▶ [REQUESTS]
• A. In the Spark notebook excerpt, which two columns does the MERGE statement use to match target rows with source rows?
• B. Pick up the Spark notebook excerpt after its final line of code and continue it.

** Begin EXCERPT **

MERGE INTO capstone.default.silver_daily_prices tgt
USING silver_prices_staging src
ON tgt.ticker = src.ticker AND tgt.trade_date = src.trade_date
WHEN MATCHED THEN UPDATE SET *
WHEN NOT MATCHED THEN INSERT *;

num_affected_rows,num_updated_rows,num_deleted_rows,num_inserted_rows
0,0,0,0


In [0]:
write_log("capstone.default.silver_daily_prices","capstone", "capstone.default.silver_log")

In [0]:
new_max_ts = prices_dedup.agg(
    {"ingestion_timestamp": "max"}
).collect()[0][0]

if new_max_ts is not None:
    update_watermark("capstone.default.silver_daily_prices", new_max_ts)

### Loading traders data

In [0]:
last_ts=get_last_processed_timestamp("capstone.default.silver_traders")

print(last_ts)

traders_bronze_df=spark.table("capstone.default.bronze_traders").filter(col("ingestion_timestamp")>last_ts)

** End EXCERPT **
** Begin GIVEN DATA **

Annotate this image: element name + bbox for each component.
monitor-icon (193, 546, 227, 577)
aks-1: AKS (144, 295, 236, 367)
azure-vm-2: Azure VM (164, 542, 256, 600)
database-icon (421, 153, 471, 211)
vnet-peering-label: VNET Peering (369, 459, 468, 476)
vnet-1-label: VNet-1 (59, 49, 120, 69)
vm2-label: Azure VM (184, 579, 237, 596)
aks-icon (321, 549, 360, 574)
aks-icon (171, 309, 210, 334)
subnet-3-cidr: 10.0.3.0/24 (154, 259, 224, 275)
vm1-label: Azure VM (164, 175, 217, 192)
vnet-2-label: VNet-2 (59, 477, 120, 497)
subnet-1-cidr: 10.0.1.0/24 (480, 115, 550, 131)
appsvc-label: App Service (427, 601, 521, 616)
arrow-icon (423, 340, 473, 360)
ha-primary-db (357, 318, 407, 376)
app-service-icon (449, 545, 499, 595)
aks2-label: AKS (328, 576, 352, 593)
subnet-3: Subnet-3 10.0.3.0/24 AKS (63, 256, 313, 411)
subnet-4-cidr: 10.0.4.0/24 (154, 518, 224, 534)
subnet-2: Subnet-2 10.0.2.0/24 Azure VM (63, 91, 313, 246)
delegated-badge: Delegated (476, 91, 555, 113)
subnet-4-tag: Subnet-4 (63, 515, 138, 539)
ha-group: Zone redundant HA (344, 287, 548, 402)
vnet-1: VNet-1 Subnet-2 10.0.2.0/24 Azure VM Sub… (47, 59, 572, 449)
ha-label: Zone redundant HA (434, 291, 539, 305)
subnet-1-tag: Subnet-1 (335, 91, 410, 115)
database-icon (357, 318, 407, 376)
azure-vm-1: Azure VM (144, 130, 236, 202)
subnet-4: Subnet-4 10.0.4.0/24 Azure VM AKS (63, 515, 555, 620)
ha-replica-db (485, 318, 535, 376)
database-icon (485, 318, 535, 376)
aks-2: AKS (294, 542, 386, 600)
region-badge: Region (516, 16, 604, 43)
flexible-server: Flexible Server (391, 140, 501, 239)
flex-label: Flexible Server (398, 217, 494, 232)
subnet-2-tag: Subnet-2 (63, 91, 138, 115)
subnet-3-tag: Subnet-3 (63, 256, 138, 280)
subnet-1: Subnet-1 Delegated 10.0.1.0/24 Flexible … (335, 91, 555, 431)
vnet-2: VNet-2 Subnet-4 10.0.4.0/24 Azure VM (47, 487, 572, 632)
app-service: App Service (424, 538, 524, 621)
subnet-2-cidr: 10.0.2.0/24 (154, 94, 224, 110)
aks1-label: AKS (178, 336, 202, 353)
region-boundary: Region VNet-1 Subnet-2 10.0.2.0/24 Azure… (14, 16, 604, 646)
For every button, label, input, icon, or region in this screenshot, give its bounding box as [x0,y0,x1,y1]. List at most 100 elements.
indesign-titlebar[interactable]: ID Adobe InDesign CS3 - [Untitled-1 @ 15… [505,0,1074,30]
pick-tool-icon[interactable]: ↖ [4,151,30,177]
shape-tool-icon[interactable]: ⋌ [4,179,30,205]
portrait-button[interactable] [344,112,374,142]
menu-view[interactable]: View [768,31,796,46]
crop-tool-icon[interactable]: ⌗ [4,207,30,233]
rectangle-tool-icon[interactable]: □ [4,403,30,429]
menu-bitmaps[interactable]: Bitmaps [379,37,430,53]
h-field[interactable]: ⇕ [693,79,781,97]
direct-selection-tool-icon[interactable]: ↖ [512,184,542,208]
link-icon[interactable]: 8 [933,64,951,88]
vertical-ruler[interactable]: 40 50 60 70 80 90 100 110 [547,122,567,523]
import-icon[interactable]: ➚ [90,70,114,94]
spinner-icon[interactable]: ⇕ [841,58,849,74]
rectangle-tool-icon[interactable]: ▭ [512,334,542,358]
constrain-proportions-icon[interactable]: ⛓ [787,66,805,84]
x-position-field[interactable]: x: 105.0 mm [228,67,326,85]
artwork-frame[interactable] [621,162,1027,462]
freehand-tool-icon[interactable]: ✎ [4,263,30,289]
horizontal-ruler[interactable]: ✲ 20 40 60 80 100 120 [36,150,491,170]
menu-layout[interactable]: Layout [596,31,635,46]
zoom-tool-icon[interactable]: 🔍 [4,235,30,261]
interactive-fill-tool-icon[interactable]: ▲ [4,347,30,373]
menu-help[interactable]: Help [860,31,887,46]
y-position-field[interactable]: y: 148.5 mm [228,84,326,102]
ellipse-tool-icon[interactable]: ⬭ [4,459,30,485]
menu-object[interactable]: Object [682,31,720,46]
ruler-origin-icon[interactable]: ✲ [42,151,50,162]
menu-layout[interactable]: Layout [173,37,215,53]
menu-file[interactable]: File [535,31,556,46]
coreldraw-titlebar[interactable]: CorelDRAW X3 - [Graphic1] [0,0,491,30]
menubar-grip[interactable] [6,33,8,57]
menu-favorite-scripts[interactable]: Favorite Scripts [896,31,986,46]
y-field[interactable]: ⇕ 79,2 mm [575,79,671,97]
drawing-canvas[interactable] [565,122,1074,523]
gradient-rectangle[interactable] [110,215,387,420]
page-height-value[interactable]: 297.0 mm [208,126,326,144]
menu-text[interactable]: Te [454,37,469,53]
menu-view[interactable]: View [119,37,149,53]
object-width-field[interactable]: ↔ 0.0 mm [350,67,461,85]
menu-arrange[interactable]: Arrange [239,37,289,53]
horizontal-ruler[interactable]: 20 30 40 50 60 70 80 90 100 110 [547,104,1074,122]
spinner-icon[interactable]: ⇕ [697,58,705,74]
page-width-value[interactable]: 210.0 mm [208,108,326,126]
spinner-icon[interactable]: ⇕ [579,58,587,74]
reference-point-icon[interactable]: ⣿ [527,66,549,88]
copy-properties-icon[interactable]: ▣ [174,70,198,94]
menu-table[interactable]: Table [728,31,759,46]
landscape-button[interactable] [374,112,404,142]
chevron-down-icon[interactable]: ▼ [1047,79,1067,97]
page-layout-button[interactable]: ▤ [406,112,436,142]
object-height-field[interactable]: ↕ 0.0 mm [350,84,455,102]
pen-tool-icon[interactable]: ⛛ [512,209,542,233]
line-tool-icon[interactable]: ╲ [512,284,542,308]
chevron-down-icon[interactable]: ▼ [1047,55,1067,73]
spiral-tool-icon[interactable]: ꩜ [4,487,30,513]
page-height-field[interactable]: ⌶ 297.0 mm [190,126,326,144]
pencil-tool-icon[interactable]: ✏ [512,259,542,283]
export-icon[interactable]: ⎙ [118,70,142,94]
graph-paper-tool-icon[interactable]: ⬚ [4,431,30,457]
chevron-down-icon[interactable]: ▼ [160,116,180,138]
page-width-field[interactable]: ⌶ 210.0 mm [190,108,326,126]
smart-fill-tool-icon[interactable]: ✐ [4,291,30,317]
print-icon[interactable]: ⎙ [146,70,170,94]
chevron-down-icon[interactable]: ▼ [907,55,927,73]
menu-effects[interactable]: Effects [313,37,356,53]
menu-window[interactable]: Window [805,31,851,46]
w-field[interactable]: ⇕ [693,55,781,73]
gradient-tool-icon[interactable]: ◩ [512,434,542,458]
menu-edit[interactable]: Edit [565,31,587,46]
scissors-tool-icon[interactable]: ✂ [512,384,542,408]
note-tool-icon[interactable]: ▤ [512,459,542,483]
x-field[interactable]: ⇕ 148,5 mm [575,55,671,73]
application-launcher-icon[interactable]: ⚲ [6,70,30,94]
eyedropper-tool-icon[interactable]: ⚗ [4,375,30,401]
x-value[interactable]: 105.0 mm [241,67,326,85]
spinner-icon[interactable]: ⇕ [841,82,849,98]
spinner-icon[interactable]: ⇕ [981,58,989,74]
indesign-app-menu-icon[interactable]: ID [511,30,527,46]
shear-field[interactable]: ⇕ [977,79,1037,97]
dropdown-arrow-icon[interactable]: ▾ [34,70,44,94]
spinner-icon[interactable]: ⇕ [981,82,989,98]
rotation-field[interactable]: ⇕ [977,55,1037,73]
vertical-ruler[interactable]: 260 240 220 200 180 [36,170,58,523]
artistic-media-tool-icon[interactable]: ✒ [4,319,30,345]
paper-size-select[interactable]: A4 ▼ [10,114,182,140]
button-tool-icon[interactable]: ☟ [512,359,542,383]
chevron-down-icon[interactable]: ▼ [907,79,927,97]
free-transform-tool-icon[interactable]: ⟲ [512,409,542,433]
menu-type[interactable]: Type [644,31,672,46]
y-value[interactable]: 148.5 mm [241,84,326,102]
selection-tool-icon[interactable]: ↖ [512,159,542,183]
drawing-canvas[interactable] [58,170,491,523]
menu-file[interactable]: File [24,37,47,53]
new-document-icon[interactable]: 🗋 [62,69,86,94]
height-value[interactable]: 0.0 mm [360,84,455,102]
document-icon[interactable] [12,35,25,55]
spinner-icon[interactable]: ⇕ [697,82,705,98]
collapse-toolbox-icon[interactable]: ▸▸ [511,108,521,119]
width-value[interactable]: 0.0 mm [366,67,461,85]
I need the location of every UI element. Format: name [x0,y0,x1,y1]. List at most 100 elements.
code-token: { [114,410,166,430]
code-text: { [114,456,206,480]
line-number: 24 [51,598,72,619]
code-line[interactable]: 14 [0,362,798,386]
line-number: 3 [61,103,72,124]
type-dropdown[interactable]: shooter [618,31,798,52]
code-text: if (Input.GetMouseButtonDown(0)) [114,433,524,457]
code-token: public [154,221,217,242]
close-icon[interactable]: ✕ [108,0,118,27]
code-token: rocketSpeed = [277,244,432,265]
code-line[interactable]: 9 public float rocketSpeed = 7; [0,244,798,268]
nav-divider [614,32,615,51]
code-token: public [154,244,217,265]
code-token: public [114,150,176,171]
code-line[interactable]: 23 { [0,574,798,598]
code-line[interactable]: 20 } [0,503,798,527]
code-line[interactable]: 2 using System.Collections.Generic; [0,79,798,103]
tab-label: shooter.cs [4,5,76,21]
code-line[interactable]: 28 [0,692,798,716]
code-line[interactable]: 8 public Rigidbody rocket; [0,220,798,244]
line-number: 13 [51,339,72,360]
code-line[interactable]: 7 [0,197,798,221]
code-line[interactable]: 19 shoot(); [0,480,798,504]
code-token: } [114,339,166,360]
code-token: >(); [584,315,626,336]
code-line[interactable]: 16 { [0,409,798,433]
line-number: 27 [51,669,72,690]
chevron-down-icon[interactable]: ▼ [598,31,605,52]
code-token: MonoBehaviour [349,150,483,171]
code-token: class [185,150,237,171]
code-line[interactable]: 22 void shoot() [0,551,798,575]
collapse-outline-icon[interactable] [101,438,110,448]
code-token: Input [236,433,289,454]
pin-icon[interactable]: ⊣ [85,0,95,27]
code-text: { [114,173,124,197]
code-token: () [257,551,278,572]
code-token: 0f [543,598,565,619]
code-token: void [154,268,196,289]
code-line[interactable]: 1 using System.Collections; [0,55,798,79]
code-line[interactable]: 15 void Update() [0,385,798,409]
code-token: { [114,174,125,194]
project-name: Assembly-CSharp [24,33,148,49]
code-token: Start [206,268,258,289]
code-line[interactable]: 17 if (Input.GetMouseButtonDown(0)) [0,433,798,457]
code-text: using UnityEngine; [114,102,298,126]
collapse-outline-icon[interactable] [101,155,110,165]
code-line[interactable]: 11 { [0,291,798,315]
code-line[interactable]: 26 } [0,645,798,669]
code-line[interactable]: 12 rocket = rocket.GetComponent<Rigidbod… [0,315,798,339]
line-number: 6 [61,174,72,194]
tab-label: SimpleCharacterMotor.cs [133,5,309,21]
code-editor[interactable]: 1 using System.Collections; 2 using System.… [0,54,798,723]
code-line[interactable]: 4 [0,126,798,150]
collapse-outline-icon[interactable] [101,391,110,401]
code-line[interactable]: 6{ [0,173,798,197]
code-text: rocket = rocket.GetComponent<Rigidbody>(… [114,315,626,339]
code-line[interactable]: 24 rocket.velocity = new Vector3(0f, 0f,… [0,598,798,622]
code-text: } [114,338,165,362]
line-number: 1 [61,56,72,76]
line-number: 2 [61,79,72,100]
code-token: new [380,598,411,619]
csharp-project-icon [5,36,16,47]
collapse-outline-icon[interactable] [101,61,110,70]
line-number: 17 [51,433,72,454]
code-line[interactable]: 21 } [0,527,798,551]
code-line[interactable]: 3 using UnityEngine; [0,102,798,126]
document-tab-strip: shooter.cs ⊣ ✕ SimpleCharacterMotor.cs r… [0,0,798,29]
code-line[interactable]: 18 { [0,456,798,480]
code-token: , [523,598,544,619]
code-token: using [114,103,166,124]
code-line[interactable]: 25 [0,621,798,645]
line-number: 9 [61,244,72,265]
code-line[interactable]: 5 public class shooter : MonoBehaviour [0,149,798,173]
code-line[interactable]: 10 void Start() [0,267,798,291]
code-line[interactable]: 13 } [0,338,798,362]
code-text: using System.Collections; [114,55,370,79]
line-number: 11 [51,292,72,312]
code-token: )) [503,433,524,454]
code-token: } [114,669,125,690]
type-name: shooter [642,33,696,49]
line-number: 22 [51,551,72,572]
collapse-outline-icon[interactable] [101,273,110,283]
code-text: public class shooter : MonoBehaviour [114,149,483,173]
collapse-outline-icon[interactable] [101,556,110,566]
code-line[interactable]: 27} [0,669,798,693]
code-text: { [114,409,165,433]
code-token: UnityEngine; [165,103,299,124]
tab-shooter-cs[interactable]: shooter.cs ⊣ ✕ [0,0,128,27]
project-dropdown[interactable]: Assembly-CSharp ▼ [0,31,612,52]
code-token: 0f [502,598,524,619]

** End GIVEN DATA **

▶ [ANSWERS GIVEN]
• A. ticker and trade_date

• B.
2026-01-05 09:03:45.186493


In [0]:
# Type casting

traders_cast_df=(
    traders_bronze_df
    .withColumn("initial_cash",col("initial_cash").cast("double"))
)

In [0]:
# Remove invalid roows

invalid_traders=traders_cast_df.filter(
    (any_null_condition(traders_cast_df)) |
    (col("initial_cash")<0)
)

write_rejects(
    invalid_traders,
    "capstone.default.silver_traders",
    "invalid data",
    "capstone.default.silver_data_quality_rejects"
)

# Get valid rows

traders_bronze_valid=traders_bronze_df.subtract(invalid_traders)

In [0]:
traders_bronze_valid.display()

trader_id,trader_type,initial_cash,base_currency,created_at,ingestion_timestamp,source_file,load_type


In [0]:
# Delete duplicates

w=Window.partitionBy("trader_id").orderBy(col("ingestion_timestamp").desc())

traders_dedup=(
    traders_bronze_valid
    .withColumn("row_number",row_number().over(w))
    .filter(col("row_number")==1)
    .drop("row_number")
    .withColumn("silver_processed_timestamp",current_timestamp())
)

In [0]:
# Create staging table

traders_dedup.createOrReplaceTempView("silver_traders_staging")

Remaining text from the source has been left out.